▶ **What to do**: Extract every line of the records below and reproduce each one character for character.

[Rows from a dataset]
= = = =

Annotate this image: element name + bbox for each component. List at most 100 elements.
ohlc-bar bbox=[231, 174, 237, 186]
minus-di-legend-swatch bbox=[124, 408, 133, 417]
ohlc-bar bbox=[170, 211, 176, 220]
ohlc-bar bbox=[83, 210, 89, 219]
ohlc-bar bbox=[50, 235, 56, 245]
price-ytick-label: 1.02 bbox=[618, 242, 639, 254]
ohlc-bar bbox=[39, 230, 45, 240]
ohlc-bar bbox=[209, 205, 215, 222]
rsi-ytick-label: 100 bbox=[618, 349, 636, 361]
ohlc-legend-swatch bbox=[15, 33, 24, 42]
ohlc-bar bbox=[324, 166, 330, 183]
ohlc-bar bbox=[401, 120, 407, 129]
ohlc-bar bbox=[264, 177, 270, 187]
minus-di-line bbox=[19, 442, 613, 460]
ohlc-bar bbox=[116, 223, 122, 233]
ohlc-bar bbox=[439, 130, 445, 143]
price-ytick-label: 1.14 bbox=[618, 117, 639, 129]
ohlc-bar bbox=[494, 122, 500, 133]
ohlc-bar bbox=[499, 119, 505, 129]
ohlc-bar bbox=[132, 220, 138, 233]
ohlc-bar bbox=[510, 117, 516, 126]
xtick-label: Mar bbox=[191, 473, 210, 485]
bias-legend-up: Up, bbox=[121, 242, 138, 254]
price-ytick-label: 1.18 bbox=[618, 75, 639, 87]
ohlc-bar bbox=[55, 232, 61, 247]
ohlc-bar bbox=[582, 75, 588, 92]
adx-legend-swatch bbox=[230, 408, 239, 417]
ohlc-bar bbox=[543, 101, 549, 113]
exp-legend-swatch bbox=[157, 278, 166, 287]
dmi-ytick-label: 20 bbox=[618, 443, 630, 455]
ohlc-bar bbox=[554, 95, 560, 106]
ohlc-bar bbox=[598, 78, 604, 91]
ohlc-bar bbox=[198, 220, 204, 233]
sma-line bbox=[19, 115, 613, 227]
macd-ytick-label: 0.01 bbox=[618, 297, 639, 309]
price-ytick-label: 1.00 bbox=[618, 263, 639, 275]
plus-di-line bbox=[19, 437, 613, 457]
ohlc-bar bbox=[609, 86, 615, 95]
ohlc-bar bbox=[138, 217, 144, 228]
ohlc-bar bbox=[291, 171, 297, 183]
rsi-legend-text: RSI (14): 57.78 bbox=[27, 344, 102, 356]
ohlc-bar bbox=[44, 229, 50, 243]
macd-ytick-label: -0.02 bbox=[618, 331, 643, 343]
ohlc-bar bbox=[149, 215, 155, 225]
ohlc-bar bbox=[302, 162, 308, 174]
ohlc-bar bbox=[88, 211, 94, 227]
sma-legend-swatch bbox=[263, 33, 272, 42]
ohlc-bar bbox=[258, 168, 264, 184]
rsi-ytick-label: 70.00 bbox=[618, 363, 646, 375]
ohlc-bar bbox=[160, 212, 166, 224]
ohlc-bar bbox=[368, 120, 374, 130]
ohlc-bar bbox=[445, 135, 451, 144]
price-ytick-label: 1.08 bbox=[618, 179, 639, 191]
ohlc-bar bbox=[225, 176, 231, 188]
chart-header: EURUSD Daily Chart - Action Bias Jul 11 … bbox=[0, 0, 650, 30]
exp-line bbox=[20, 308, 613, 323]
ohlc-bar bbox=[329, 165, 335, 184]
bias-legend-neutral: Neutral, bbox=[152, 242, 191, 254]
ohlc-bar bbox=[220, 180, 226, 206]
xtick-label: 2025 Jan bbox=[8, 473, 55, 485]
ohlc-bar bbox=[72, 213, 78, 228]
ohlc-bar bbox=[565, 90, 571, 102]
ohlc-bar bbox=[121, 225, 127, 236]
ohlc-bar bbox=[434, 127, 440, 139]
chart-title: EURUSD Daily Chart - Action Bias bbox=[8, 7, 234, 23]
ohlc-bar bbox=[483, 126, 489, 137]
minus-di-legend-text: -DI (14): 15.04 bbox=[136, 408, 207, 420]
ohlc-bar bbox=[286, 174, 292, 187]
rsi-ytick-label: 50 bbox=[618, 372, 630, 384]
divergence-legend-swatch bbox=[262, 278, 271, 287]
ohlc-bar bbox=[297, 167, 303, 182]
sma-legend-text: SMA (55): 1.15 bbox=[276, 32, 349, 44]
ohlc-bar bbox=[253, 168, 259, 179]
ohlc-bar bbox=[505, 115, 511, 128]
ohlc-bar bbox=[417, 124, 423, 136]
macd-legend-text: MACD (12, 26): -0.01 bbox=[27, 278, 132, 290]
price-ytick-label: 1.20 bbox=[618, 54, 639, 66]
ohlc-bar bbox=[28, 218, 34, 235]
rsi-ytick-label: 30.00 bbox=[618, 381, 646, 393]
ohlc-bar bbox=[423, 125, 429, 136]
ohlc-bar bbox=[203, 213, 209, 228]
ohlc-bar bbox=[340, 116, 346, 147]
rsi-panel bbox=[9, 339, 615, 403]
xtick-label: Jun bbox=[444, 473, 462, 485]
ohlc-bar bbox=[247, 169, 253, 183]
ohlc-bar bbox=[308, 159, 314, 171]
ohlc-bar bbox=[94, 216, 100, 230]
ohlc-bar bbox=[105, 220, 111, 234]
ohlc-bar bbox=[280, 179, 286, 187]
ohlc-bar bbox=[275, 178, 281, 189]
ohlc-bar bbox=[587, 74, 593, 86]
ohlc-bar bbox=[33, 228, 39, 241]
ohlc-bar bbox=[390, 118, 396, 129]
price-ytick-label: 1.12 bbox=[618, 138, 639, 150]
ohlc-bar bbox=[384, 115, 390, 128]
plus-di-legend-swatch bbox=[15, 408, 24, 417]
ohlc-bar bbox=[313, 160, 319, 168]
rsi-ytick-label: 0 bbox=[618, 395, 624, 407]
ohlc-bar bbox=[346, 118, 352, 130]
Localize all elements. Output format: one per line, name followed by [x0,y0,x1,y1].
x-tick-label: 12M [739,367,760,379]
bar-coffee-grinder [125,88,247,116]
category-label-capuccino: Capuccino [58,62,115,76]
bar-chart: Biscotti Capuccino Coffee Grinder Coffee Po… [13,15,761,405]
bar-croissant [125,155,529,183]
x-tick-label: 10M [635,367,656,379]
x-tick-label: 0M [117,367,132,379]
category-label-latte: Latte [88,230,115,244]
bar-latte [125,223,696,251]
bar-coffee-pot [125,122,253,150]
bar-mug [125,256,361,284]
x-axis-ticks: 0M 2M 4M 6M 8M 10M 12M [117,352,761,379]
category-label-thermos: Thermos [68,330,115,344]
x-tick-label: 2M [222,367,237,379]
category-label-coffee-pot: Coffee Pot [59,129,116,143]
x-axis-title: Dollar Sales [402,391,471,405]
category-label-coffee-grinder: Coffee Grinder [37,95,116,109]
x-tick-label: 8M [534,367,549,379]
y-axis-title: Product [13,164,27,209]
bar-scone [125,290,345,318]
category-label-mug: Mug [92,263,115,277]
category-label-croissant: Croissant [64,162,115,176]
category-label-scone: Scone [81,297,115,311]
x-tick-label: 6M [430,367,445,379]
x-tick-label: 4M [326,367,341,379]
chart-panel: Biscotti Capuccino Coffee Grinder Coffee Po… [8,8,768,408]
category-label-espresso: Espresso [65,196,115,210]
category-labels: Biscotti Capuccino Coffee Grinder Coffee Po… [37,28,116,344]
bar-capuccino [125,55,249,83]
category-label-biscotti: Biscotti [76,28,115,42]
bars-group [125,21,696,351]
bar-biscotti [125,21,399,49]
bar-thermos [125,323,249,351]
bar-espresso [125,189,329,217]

= = = =

▶ **Response to the task**:
Annotate this image: element name + bbox for each component. List at most 100 elements.
ohlc-bar bbox=[231, 174, 237, 186]
minus-di-legend-swatch bbox=[124, 408, 133, 417]
ohlc-bar bbox=[170, 211, 176, 220]
ohlc-bar bbox=[83, 210, 89, 219]
ohlc-bar bbox=[50, 235, 56, 245]
price-ytick-label: 1.02 bbox=[618, 242, 639, 254]
ohlc-bar bbox=[39, 230, 45, 240]
ohlc-bar bbox=[209, 205, 215, 222]
rsi-ytick-label: 100 bbox=[618, 349, 636, 361]
ohlc-legend-swatch bbox=[15, 33, 24, 42]
ohlc-bar bbox=[324, 166, 330, 183]
ohlc-bar bbox=[401, 120, 407, 129]
ohlc-bar bbox=[264, 177, 270, 187]
minus-di-line bbox=[19, 442, 613, 460]
ohlc-bar bbox=[116, 223, 122, 233]
ohlc-bar bbox=[439, 130, 445, 143]
price-ytick-label: 1.14 bbox=[618, 117, 639, 129]
ohlc-bar bbox=[494, 122, 500, 133]
ohlc-bar bbox=[499, 119, 505, 129]
ohlc-bar bbox=[132, 220, 138, 233]
ohlc-bar bbox=[510, 117, 516, 126]
xtick-label: Mar bbox=[191, 473, 210, 485]
bias-legend-up: Up, bbox=[121, 242, 138, 254]
price-ytick-label: 1.18 bbox=[618, 75, 639, 87]
ohlc-bar bbox=[55, 232, 61, 247]
ohlc-bar bbox=[582, 75, 588, 92]
adx-legend-swatch bbox=[230, 408, 239, 417]
ohlc-bar bbox=[543, 101, 549, 113]
exp-legend-swatch bbox=[157, 278, 166, 287]
dmi-ytick-label: 20 bbox=[618, 443, 630, 455]
ohlc-bar bbox=[554, 95, 560, 106]
ohlc-bar bbox=[598, 78, 604, 91]
ohlc-bar bbox=[198, 220, 204, 233]
sma-line bbox=[19, 115, 613, 227]
macd-ytick-label: 0.01 bbox=[618, 297, 639, 309]
price-ytick-label: 1.00 bbox=[618, 263, 639, 275]
plus-di-line bbox=[19, 437, 613, 457]
ohlc-bar bbox=[609, 86, 615, 95]
ohlc-bar bbox=[138, 217, 144, 228]
ohlc-bar bbox=[291, 171, 297, 183]
rsi-legend-text: RSI (14): 57.78 bbox=[27, 344, 102, 356]
ohlc-bar bbox=[44, 229, 50, 243]
macd-ytick-label: -0.02 bbox=[618, 331, 643, 343]
ohlc-bar bbox=[149, 215, 155, 225]
ohlc-bar bbox=[302, 162, 308, 174]
ohlc-bar bbox=[88, 211, 94, 227]
sma-legend-swatch bbox=[263, 33, 272, 42]
ohlc-bar bbox=[258, 168, 264, 184]
rsi-ytick-label: 70.00 bbox=[618, 363, 646, 375]
ohlc-bar bbox=[160, 212, 166, 224]
ohlc-bar bbox=[368, 120, 374, 130]
ohlc-bar bbox=[445, 135, 451, 144]
price-ytick-label: 1.08 bbox=[618, 179, 639, 191]
ohlc-bar bbox=[225, 176, 231, 188]
chart-header: EURUSD Daily Chart - Action Bias Jul 11 … bbox=[0, 0, 650, 30]
exp-line bbox=[20, 308, 613, 323]
ohlc-bar bbox=[329, 165, 335, 184]
bias-legend-neutral: Neutral, bbox=[152, 242, 191, 254]
ohlc-bar bbox=[220, 180, 226, 206]
xtick-label: 2025 Jan bbox=[8, 473, 55, 485]
ohlc-bar bbox=[72, 213, 78, 228]
ohlc-bar bbox=[565, 90, 571, 102]
ohlc-bar bbox=[121, 225, 127, 236]
ohlc-bar bbox=[434, 127, 440, 139]
chart-title: EURUSD Daily Chart - Action Bias bbox=[8, 7, 234, 23]
ohlc-bar bbox=[483, 126, 489, 137]
minus-di-legend-text: -DI (14): 15.04 bbox=[136, 408, 207, 420]
ohlc-bar bbox=[286, 174, 292, 187]
rsi-ytick-label: 50 bbox=[618, 372, 630, 384]
divergence-legend-swatch bbox=[262, 278, 271, 287]
ohlc-bar bbox=[297, 167, 303, 182]
sma-legend-text: SMA (55): 1.15 bbox=[276, 32, 349, 44]
ohlc-bar bbox=[253, 168, 259, 179]
ohlc-bar bbox=[505, 115, 511, 128]
ohlc-bar bbox=[417, 124, 423, 136]
macd-legend-text: MACD (12, 26): -0.01 bbox=[27, 278, 132, 290]
price-ytick-label: 1.20 bbox=[618, 54, 639, 66]
ohlc-bar bbox=[28, 218, 34, 235]
rsi-ytick-label: 30.00 bbox=[618, 381, 646, 393]
ohlc-bar bbox=[423, 125, 429, 136]
ohlc-bar bbox=[203, 213, 209, 228]
ohlc-bar bbox=[340, 116, 346, 147]
rsi-panel bbox=[9, 339, 615, 403]
xtick-label: Jun bbox=[444, 473, 462, 485]
ohlc-bar bbox=[247, 169, 253, 183]
ohlc-bar bbox=[308, 159, 314, 171]
ohlc-bar bbox=[94, 216, 100, 230]
ohlc-bar bbox=[105, 220, 111, 234]
ohlc-bar bbox=[280, 179, 286, 187]
ohlc-bar bbox=[275, 178, 281, 189]
ohlc-bar bbox=[587, 74, 593, 86]
ohlc-bar bbox=[33, 228, 39, 241]
ohlc-bar bbox=[390, 118, 396, 129]
price-ytick-label: 1.12 bbox=[618, 138, 639, 150]
ohlc-bar bbox=[384, 115, 390, 128]
plus-di-legend-swatch bbox=[15, 408, 24, 417]
ohlc-bar bbox=[313, 160, 319, 168]
rsi-ytick-label: 0 bbox=[618, 395, 624, 407]
ohlc-bar bbox=[346, 118, 352, 130]
Localize all elements. Output format: one per line, name followed by [x0,y0,x1,y1].
x-tick-label: 12M [739,367,760,379]
bar-coffee-grinder [125,88,247,116]
category-label-capuccino: Capuccino [58,62,115,76]
bar-chart: Biscotti Capuccino Coffee Grinder Coffee Po… [13,15,761,405]
bar-croissant [125,155,529,183]
x-tick-label: 10M [635,367,656,379]
x-tick-label: 0M [117,367,132,379]
category-label-latte: Latte [88,230,115,244]
bar-latte [125,223,696,251]
bar-coffee-pot [125,122,253,150]
bar-mug [125,256,361,284]
x-axis-ticks: 0M 2M 4M 6M 8M 10M 12M [117,352,761,379]
category-label-thermos: Thermos [68,330,115,344]
x-tick-label: 2M [222,367,237,379]
category-label-coffee-pot: Coffee Pot [59,129,116,143]
x-axis-title: Dollar Sales [402,391,471,405]
category-label-coffee-grinder: Coffee Grinder [37,95,116,109]
x-tick-label: 8M [534,367,549,379]
y-axis-title: Product [13,164,27,209]
bar-scone [125,290,345,318]
category-label-mug: Mug [92,263,115,277]
category-label-croissant: Croissant [64,162,115,176]
category-label-scone: Scone [81,297,115,311]
x-tick-label: 6M [430,367,445,379]
x-tick-label: 4M [326,367,341,379]
chart-panel: Biscotti Capuccino Coffee Grinder Coffee Po… [8,8,768,408]
category-label-espresso: Espresso [65,196,115,210]
category-labels: Biscotti Capuccino Coffee Grinder Coffee Po… [37,28,116,344]
bar-capuccino [125,55,249,83]
category-label-biscotti: Biscotti [76,28,115,42]
bars-group [125,21,696,351]
bar-biscotti [125,21,399,49]
bar-thermos [125,323,249,351]
bar-espresso [125,189,329,217]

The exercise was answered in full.